Source material —

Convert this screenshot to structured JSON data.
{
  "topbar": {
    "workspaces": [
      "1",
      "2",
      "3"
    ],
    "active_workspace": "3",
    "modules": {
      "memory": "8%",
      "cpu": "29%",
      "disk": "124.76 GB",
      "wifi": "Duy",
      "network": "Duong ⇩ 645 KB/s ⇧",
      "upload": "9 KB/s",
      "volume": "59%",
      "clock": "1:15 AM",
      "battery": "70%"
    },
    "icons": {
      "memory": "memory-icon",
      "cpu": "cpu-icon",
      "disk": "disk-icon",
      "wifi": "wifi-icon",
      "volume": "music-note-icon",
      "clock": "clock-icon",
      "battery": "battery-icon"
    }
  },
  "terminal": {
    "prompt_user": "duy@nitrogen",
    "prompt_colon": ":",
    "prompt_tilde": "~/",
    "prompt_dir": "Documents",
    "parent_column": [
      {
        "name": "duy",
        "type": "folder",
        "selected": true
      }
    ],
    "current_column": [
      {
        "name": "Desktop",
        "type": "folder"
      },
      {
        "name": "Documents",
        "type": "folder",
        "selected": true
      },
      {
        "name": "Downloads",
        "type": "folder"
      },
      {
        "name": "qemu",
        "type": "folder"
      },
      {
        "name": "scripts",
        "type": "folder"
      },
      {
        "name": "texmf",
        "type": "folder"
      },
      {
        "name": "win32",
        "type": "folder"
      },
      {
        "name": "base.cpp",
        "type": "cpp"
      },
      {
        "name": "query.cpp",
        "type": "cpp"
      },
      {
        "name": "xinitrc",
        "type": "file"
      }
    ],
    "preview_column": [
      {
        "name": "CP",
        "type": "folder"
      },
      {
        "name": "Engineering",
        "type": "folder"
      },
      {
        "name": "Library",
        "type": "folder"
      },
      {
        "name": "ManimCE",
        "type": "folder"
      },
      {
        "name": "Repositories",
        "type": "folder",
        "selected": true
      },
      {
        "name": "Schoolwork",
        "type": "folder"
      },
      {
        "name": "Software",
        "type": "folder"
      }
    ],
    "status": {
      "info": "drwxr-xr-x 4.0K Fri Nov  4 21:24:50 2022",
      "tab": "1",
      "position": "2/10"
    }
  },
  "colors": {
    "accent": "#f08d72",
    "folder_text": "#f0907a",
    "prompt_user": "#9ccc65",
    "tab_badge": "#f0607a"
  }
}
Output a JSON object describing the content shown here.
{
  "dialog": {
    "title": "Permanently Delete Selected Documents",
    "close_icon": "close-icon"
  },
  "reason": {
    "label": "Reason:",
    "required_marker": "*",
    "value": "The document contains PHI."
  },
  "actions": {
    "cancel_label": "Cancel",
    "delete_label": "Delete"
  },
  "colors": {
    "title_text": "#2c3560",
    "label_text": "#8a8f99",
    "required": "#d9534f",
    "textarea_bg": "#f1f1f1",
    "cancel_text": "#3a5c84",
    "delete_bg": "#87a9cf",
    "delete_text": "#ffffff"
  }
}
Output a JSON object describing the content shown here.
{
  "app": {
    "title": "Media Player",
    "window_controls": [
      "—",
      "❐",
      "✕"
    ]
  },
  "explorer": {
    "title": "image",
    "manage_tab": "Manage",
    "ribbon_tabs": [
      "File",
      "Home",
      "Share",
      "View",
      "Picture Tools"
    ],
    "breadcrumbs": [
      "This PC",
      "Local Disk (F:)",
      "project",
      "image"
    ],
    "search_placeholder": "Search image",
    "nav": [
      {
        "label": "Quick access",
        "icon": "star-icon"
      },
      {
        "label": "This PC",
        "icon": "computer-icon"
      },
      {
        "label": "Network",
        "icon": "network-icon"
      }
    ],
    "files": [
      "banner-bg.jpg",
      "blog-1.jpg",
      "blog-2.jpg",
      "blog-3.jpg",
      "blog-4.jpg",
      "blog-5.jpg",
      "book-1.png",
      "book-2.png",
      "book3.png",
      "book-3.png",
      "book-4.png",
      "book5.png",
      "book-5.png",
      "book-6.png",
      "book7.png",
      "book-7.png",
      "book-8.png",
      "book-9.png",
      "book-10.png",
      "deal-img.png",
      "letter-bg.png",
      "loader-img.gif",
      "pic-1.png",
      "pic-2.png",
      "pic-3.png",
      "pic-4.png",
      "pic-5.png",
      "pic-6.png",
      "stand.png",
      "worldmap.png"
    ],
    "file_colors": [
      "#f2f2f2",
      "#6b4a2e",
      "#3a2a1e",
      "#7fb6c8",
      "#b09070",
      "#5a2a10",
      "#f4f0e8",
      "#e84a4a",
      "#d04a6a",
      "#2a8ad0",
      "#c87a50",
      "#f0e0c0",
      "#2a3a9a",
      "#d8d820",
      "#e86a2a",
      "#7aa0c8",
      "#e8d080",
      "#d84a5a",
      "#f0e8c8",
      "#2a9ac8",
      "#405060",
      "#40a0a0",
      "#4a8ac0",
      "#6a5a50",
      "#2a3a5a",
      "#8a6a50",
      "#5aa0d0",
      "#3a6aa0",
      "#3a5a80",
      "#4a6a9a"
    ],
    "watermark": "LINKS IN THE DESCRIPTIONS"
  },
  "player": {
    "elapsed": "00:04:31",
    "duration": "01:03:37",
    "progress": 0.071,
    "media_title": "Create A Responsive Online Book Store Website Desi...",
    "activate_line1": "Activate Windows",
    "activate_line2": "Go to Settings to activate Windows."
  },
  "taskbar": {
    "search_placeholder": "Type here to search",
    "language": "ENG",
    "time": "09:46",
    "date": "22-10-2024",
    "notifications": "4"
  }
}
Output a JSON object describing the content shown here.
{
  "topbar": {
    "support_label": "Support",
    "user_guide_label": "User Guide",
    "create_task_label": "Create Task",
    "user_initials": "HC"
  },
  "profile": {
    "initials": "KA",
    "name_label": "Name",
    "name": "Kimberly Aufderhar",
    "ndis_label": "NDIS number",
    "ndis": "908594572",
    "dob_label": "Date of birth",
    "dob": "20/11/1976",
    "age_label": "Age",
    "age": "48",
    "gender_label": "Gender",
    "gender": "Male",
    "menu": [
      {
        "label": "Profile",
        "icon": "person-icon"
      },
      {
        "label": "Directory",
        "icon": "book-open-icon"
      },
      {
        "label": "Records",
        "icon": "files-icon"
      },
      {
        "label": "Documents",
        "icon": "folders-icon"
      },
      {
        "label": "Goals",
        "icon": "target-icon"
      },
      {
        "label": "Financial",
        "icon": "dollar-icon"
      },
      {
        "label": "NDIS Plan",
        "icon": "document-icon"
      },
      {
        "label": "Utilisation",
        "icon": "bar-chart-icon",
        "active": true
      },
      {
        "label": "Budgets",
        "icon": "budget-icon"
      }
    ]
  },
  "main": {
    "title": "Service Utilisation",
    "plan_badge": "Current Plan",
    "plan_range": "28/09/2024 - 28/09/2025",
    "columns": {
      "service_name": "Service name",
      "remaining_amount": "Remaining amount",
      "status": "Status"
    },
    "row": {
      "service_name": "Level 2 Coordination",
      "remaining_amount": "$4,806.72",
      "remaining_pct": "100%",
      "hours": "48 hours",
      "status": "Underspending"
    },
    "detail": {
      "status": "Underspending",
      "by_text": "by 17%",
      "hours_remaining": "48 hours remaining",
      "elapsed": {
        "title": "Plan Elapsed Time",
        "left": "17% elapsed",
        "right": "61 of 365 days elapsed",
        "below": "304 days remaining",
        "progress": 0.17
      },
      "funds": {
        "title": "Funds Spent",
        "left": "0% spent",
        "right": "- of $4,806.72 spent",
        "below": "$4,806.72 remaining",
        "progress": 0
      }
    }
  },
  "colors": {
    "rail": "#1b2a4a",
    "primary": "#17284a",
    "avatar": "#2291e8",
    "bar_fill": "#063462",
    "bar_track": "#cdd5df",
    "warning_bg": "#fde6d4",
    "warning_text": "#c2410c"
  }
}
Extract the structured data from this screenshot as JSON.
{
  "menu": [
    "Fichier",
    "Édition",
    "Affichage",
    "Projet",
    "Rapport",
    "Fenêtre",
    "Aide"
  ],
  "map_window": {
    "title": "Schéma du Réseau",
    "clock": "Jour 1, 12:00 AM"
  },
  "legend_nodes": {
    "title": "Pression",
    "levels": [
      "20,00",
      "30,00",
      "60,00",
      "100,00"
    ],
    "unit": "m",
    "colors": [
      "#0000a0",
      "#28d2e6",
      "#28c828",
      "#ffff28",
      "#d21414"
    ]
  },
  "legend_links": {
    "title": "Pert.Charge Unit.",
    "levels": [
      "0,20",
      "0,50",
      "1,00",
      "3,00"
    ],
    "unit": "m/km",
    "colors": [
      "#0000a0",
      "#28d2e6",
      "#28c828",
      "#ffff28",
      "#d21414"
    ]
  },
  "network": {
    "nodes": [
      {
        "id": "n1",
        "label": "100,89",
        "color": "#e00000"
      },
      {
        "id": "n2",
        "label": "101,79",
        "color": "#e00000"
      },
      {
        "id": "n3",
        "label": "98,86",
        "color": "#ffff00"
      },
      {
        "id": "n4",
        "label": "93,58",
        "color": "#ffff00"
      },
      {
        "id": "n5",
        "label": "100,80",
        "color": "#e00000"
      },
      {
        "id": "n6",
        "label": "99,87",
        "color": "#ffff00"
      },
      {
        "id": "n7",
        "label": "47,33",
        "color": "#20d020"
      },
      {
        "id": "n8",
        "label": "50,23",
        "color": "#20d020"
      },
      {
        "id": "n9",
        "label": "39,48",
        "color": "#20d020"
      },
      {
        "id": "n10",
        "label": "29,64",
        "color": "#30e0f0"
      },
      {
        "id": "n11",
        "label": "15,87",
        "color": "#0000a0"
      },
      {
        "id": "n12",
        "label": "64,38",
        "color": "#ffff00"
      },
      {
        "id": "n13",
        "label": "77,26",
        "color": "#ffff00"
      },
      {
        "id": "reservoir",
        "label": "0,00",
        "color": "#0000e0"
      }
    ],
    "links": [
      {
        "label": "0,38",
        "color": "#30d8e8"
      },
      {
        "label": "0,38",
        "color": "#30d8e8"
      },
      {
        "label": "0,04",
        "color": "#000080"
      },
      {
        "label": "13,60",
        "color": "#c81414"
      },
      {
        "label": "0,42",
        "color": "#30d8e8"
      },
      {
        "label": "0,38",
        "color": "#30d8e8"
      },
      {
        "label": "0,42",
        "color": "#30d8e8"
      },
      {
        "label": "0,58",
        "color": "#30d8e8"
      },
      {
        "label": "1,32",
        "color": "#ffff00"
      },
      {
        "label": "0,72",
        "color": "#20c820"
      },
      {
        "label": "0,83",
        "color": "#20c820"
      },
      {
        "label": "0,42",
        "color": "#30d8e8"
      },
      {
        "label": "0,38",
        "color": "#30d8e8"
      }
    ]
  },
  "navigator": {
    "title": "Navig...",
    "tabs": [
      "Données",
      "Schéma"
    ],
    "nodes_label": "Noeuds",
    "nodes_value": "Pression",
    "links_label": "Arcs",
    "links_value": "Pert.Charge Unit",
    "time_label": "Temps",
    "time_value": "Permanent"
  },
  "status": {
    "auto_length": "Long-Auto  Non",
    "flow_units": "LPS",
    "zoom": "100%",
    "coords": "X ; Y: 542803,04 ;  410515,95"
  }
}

Task directions —
Find each line holding "blog". Copy it out.

Result of the exercise —
      "blog-1.jpg",
      "blog-2.jpg",
      "blog-3.jpg",
      "blog-4.jpg",
      "blog-5.jpg",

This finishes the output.